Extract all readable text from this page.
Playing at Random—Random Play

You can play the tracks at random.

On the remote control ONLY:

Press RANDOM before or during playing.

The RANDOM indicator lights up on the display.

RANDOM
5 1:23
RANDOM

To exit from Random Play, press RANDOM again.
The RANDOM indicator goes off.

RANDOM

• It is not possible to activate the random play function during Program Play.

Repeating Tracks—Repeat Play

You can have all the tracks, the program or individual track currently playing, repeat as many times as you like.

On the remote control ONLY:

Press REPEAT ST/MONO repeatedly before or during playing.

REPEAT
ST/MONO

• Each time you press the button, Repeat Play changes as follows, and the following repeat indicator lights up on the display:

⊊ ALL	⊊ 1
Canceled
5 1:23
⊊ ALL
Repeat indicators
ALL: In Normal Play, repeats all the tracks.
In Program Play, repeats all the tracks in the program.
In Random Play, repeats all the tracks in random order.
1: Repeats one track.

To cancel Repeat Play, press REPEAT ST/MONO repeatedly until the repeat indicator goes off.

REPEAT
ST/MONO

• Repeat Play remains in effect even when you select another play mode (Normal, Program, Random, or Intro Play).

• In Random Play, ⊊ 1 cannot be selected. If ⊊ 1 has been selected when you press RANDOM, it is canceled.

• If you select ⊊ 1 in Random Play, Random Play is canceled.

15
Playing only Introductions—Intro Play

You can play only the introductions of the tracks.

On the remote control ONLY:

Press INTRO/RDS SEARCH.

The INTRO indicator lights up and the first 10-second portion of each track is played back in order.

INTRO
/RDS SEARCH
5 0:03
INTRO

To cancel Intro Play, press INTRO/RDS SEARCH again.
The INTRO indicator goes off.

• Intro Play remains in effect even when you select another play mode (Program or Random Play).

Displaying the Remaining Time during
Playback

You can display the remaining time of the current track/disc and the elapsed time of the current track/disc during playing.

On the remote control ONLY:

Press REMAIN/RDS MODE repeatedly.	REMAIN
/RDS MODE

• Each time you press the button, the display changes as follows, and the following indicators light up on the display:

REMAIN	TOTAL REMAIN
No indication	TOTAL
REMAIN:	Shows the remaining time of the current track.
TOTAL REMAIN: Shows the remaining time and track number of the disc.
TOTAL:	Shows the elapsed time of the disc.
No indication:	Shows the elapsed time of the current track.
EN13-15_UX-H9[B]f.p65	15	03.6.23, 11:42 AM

□ □ □ □

**The problem:** Reproduce every line from the entries that holds the word "even".

**Solution to this exercise:**
• Repeat Play remains in effect even when you select another play mode (Normal, Program, Random, or Intro Play).
• Intro Play remains in effect even when you select another play mode (Program or Random Play).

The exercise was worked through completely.